Per favore, estrai dal testo sui capelli la parte che si apre con le parole contenenti "L’eterno dubbio: lunghi, come" e si chiude con "ricordati da Dio!", copiandola senza alcuna modifica.

→ Testo estratto:
------------

C come… capelli!

C come… capelli!

L’eterno dubbio: lunghi, come li portavano hippies e figli dei fiori, evidente rivolta contro l’ordine, appunto di coloro che invece li portavano tagliati corti e ben pettinati? Tagliati a spazzola o ingessati da abbondante gel? E le rappresentati del gentil sesso, ormai emancipate e avendo a disposizione parrucchieri bravi e moderni, non hanno che l’imbarazzo del taglio, del colore, della messa in piega. Con evidente difficoltà di scelta. Così però una “femme fatale”, piuttosto che una donna in carriera o una femminista, sono riconoscibili a distanza. A cominciare dalla testa (speriamo sia sopra che sotto il cuoio capelluto…). Anche i capelli, perciò, a loro modo, fanno il monaco. Sono tutti contati da Dio (Mt 10,30). Nella certezza comunque che tutti, calvi e cappelloni, siamo ricordati da Dio!
Era così anche nel mondo della Bibbia, dove i consacrati al Signore, per un voto dei genitori o per scelte vocazionali come i nazirei, non si tagliavano mai i capelli. Così, per esempio, Anna, futura madre del profeta Samuele, promette per il figlio: «io lo offrirò al Signore per tutti i giorni della sua vita e il rasoio non passerà sul suo capo» (Sam 1,11). Geremia è costretto a non tagliarseli anche in caso di lutto (Ger 16,5), cosa del resto prevista espressamente dalla Legge (Lv 19,27-28). I capelli possono anche servire all’innominata pubblica peccatrice per asciugare i piedi di Gesù (Lc 7,38). Paolo, invece, se li fa tagliare a zero per un voto (At 18,18).
Famosa è la vicenda di Sansone, nazireo e perciò con una lunga chioma, segno della sua fedeltà a Dio, e perciò “causa formale” della sua stessa forza sovrumana. Di cui erano i filistei a farne le spese. Finché, galeotta fu la donna, Sansone non si fece circuire, addormentare e rasare dalla bella Dalila, perdendo sia i capelli che la libertà (Gdc 13-16).

------------

→ Dati forniti:
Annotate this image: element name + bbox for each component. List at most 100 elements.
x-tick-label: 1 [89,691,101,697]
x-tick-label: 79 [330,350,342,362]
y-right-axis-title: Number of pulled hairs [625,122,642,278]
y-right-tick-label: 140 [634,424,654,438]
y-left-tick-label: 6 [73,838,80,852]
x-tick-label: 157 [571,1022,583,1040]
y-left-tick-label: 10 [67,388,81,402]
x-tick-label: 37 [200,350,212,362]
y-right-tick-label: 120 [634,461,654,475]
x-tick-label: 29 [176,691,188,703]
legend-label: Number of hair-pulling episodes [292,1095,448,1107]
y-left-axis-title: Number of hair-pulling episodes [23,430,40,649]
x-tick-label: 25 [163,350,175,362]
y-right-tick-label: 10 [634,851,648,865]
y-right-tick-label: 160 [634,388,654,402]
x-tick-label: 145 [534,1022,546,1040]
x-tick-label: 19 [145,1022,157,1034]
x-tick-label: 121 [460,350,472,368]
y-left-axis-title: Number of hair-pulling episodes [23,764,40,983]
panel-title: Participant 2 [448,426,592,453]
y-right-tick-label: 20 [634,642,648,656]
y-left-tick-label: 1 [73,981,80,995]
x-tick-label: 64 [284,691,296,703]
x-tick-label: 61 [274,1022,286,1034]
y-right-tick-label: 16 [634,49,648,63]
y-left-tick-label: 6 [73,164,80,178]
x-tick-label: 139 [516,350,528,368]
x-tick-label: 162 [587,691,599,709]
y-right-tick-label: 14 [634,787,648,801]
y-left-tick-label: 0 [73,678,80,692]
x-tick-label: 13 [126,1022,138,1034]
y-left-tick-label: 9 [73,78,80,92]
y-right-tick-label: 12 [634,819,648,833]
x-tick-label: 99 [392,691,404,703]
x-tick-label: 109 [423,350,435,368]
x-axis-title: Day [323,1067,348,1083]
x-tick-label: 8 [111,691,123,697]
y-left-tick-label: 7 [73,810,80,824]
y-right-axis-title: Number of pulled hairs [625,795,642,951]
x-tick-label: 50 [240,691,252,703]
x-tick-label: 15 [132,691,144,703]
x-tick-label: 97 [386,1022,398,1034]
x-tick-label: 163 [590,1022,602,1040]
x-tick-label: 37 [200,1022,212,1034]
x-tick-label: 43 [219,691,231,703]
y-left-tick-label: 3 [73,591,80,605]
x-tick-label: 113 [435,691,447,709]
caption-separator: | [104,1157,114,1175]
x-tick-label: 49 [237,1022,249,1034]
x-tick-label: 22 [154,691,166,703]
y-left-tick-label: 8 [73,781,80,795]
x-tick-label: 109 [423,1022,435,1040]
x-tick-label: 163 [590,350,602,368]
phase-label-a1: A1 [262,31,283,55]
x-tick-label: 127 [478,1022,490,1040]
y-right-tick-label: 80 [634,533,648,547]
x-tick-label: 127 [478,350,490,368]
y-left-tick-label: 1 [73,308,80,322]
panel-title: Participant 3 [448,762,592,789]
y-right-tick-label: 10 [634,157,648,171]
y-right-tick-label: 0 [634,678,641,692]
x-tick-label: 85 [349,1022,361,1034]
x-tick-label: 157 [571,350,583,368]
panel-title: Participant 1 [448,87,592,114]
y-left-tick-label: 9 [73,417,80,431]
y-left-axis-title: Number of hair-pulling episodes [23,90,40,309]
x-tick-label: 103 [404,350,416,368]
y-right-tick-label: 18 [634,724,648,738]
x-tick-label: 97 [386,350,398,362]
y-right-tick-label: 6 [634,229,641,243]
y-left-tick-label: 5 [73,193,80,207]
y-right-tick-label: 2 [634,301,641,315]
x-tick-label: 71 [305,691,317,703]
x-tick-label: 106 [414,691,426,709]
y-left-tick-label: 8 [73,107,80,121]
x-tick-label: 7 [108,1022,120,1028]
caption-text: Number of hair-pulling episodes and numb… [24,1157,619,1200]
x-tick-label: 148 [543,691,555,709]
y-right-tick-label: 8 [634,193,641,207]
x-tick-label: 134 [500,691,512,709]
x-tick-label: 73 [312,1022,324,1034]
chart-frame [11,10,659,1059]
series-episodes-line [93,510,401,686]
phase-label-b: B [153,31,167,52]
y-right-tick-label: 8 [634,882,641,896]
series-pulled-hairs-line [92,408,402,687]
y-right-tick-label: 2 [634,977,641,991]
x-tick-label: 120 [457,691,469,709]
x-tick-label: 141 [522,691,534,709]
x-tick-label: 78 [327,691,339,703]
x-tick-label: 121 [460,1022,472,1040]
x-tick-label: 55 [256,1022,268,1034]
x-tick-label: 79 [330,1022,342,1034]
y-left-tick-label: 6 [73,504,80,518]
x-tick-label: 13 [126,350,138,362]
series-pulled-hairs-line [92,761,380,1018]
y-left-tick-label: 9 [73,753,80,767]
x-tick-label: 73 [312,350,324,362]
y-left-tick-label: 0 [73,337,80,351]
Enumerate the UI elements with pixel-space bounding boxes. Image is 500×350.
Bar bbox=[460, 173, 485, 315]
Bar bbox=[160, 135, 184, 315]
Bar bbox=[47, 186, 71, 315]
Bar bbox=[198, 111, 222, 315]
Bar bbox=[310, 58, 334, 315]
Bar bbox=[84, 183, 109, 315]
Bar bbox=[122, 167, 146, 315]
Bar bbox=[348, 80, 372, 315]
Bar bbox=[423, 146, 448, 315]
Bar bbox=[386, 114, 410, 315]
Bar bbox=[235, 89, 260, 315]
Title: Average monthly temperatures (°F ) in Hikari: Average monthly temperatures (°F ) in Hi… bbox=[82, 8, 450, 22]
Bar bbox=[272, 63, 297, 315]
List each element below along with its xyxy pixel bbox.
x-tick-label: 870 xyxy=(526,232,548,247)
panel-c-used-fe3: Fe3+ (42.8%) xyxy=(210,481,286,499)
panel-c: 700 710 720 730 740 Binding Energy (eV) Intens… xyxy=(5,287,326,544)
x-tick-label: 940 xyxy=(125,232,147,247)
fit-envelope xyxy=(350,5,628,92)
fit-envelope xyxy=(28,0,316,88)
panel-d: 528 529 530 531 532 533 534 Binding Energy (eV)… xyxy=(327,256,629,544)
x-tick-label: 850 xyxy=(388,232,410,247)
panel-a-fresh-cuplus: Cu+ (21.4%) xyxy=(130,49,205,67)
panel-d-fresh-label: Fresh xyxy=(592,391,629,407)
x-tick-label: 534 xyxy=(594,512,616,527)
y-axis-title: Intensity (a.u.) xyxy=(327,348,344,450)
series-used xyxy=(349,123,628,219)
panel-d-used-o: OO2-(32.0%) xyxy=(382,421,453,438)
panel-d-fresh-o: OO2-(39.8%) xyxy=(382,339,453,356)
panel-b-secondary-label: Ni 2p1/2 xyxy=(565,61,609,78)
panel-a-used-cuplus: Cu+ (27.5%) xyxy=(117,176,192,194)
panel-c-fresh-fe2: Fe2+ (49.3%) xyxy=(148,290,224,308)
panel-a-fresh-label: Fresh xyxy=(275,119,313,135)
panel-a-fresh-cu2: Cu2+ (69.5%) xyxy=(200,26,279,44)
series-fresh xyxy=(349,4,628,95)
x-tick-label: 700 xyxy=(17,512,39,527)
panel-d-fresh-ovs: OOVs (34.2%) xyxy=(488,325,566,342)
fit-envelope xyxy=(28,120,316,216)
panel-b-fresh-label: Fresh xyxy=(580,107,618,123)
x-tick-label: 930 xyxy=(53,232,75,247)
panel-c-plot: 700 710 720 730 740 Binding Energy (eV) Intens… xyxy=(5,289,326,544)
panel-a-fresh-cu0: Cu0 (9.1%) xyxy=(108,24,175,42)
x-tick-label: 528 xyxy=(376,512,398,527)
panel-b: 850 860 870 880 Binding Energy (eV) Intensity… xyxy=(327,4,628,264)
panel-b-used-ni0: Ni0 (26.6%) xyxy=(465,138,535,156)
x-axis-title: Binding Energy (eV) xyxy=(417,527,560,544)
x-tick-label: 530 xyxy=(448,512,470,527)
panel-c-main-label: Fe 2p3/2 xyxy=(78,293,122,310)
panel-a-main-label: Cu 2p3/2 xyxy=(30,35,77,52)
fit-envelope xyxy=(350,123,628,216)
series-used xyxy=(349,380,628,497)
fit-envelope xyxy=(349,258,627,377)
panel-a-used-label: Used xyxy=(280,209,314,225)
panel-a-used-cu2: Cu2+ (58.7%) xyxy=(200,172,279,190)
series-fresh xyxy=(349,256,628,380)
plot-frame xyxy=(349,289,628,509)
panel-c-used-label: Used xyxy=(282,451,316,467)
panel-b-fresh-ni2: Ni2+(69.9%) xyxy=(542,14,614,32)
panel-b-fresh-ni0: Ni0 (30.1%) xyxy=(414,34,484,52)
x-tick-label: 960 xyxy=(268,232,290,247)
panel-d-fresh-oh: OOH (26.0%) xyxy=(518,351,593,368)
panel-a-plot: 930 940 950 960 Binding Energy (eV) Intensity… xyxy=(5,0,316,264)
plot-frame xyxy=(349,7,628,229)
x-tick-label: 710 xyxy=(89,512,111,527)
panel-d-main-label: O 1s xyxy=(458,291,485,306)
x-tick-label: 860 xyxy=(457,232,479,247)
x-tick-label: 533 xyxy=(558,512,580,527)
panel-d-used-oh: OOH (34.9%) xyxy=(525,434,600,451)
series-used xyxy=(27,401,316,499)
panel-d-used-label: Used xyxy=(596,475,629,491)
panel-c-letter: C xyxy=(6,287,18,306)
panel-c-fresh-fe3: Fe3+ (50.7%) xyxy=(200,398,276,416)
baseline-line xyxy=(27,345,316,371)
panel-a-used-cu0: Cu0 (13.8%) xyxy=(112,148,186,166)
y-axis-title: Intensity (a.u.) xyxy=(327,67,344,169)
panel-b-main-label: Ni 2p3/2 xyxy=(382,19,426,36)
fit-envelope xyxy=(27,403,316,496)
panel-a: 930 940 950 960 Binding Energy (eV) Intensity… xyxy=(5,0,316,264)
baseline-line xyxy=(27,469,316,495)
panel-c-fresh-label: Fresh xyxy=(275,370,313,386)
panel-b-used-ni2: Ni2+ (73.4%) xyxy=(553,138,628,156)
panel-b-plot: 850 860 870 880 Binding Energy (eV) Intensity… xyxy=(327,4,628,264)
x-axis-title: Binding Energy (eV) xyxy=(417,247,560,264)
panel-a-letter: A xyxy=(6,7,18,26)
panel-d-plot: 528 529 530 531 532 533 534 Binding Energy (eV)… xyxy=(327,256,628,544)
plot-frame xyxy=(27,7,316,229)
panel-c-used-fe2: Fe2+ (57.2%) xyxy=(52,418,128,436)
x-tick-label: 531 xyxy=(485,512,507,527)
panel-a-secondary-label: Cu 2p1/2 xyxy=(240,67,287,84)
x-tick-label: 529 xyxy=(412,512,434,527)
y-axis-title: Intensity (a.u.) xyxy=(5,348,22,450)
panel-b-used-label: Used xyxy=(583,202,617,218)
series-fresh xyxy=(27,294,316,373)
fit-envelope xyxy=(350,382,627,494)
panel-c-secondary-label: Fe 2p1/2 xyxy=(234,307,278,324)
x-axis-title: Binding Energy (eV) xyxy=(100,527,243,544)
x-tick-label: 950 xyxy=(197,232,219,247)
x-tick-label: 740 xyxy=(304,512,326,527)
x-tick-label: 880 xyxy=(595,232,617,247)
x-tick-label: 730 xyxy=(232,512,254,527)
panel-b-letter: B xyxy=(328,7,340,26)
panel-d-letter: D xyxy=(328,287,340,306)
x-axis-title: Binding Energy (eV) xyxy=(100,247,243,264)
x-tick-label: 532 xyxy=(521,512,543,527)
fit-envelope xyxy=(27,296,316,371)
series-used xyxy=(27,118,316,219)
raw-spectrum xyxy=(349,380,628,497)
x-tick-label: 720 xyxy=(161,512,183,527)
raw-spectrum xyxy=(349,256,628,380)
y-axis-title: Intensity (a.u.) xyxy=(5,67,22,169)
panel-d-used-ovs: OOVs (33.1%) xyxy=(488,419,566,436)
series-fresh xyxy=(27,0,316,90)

------------

→ La risposta:
L’eterno dubbio: lunghi, come li portavano hippies e figli dei fiori, evidente rivolta contro l’ordine, appunto di coloro che invece li portavano tagliati corti e ben pettinati? Tagliati a spazzola o ingessati da abbondante gel? E le rappresentati del gentil sesso, ormai emancipate e avendo a disposizione parrucchieri bravi e moderni, non hanno che l’imbarazzo del taglio, del colore, della messa in piega. Con evidente difficoltà di scelta. Così però una “femme fatale”, piuttosto che una donna in carriera o una femminista, sono riconoscibili a distanza. A cominciare dalla testa (speriamo sia sopra che sotto il cuoio capelluto…). Anche i capelli, perciò, a loro modo, fanno il monaco. Sono tutti contati da Dio (Mt 10,30). Nella certezza comunque che tutti, calvi e cappelloni, siamo ricordati da Dio!